» AIM OF THE EXERCISE
Repeat every line of the data exactly, but not the pictures.
* Start *
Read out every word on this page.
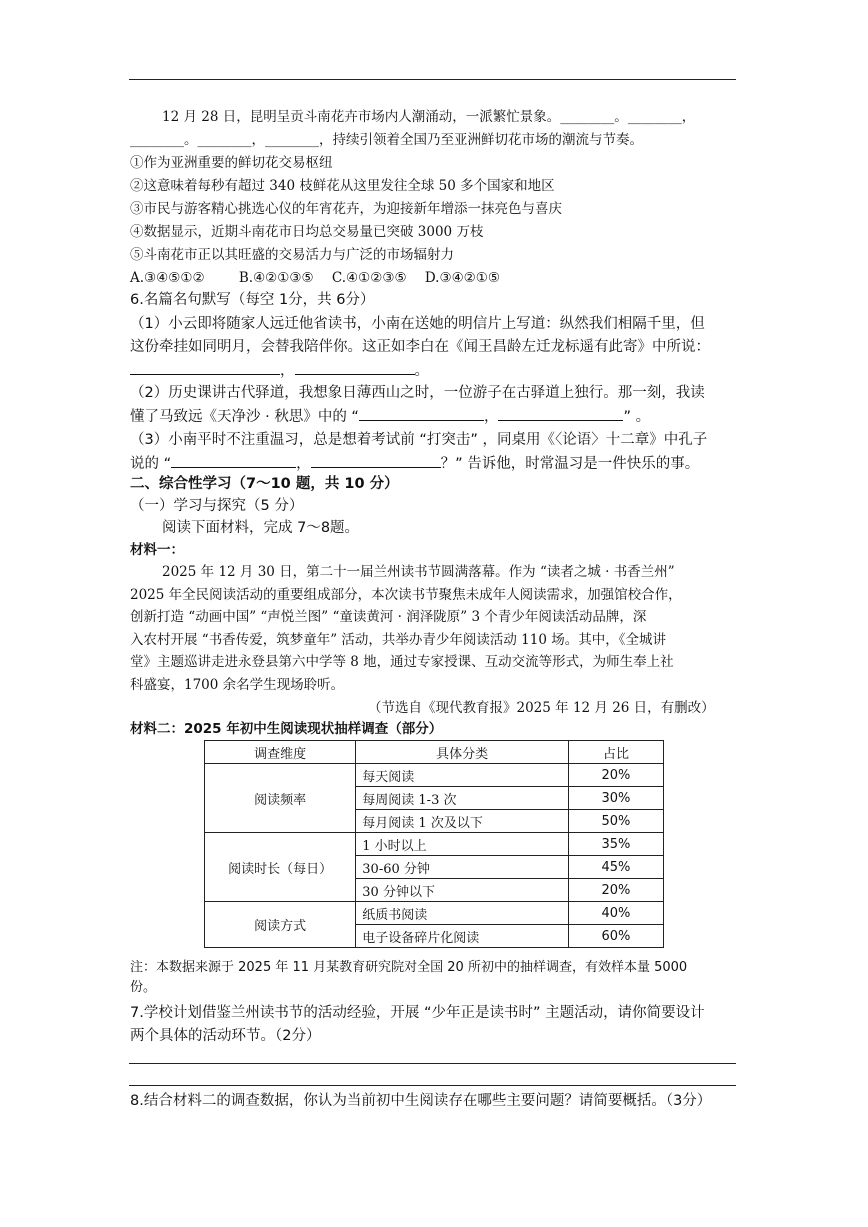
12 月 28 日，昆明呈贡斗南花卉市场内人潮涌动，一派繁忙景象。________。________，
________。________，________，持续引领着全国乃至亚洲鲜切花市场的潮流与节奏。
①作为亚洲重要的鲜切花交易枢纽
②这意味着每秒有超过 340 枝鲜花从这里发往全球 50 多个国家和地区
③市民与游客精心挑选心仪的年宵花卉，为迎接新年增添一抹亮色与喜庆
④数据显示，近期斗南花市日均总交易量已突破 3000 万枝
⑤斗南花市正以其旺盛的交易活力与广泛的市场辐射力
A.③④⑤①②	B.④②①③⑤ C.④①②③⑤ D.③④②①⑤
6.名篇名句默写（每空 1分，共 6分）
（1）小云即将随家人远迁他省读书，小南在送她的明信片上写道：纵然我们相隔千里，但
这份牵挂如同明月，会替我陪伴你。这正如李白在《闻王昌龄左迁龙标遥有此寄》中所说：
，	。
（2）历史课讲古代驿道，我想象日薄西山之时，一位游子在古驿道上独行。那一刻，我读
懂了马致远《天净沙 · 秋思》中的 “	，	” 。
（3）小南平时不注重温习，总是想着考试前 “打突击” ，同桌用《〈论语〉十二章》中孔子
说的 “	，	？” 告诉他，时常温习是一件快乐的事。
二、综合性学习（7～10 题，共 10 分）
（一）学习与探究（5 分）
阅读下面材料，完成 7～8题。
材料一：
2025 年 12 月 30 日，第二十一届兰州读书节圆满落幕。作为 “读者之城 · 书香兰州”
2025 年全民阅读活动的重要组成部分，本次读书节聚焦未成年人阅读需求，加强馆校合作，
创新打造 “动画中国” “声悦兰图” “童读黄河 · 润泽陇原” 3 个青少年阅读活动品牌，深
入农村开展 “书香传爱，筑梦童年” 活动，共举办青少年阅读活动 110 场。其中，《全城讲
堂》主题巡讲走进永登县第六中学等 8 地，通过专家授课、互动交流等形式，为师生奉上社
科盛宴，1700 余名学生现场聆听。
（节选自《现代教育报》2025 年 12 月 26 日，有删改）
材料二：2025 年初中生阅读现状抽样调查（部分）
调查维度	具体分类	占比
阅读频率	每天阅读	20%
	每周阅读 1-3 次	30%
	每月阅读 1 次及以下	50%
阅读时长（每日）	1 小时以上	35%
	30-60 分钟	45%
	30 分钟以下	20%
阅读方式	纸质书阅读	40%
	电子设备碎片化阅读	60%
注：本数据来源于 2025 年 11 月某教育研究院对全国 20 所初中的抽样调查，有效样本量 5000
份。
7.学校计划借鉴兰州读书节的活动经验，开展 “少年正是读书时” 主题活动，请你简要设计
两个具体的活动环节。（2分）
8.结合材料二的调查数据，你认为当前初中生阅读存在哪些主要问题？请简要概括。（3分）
* End *
» ANSWER TO THIS EXERCISE
Read out every word on this page.
12 月 28 日，昆明呈贡斗南花卉市场内人潮涌动，一派繁忙景象。________。________，
________。________，________，持续引领着全国乃至亚洲鲜切花市场的潮流与节奏。
①作为亚洲重要的鲜切花交易枢纽
②这意味着每秒有超过 340 枝鲜花从这里发往全球 50 多个国家和地区
③市民与游客精心挑选心仪的年宵花卉，为迎接新年增添一抹亮色与喜庆
④数据显示，近期斗南花市日均总交易量已突破 3000 万枝
⑤斗南花市正以其旺盛的交易活力与广泛的市场辐射力
A.③④⑤①②	B.④②①③⑤ C.④①②③⑤ D.③④②①⑤
6.名篇名句默写（每空 1分，共 6分）
（1）小云即将随家人远迁他省读书，小南在送她的明信片上写道：纵然我们相隔千里，但
这份牵挂如同明月，会替我陪伴你。这正如李白在《闻王昌龄左迁龙标遥有此寄》中所说：
，	。
（2）历史课讲古代驿道，我想象日薄西山之时，一位游子在古驿道上独行。那一刻，我读
懂了马致远《天净沙 · 秋思》中的 “	，	” 。
（3）小南平时不注重温习，总是想着考试前 “打突击” ，同桌用《〈论语〉十二章》中孔子
说的 “	，	？” 告诉他，时常温习是一件快乐的事。
二、综合性学习（7～10 题，共 10 分）
（一）学习与探究（5 分）
阅读下面材料，完成 7～8题。
材料一：
2025 年 12 月 30 日，第二十一届兰州读书节圆满落幕。作为 “读者之城 · 书香兰州”
2025 年全民阅读活动的重要组成部分，本次读书节聚焦未成年人阅读需求，加强馆校合作，
创新打造 “动画中国” “声悦兰图” “童读黄河 · 润泽陇原” 3 个青少年阅读活动品牌，深
入农村开展 “书香传爱，筑梦童年” 活动，共举办青少年阅读活动 110 场。其中，《全城讲
堂》主题巡讲走进永登县第六中学等 8 地，通过专家授课、互动交流等形式，为师生奉上社
科盛宴，1700 余名学生现场聆听。
（节选自《现代教育报》2025 年 12 月 26 日，有删改）
材料二：2025 年初中生阅读现状抽样调查（部分）
调查维度	具体分类	占比
阅读频率	每天阅读	20%
	每周阅读 1-3 次	30%
	每月阅读 1 次及以下	50%
阅读时长（每日）	1 小时以上	35%
	30-60 分钟	45%
	30 分钟以下	20%
阅读方式	纸质书阅读	40%
	电子设备碎片化阅读	60%
注：本数据来源于 2025 年 11 月某教育研究院对全国 20 所初中的抽样调查，有效样本量 5000
份。
7.学校计划借鉴兰州读书节的活动经验，开展 “少年正是读书时” 主题活动，请你简要设计
两个具体的活动环节。（2分）
8.结合材料二的调查数据，你认为当前初中生阅读存在哪些主要问题？请简要概括。（3分）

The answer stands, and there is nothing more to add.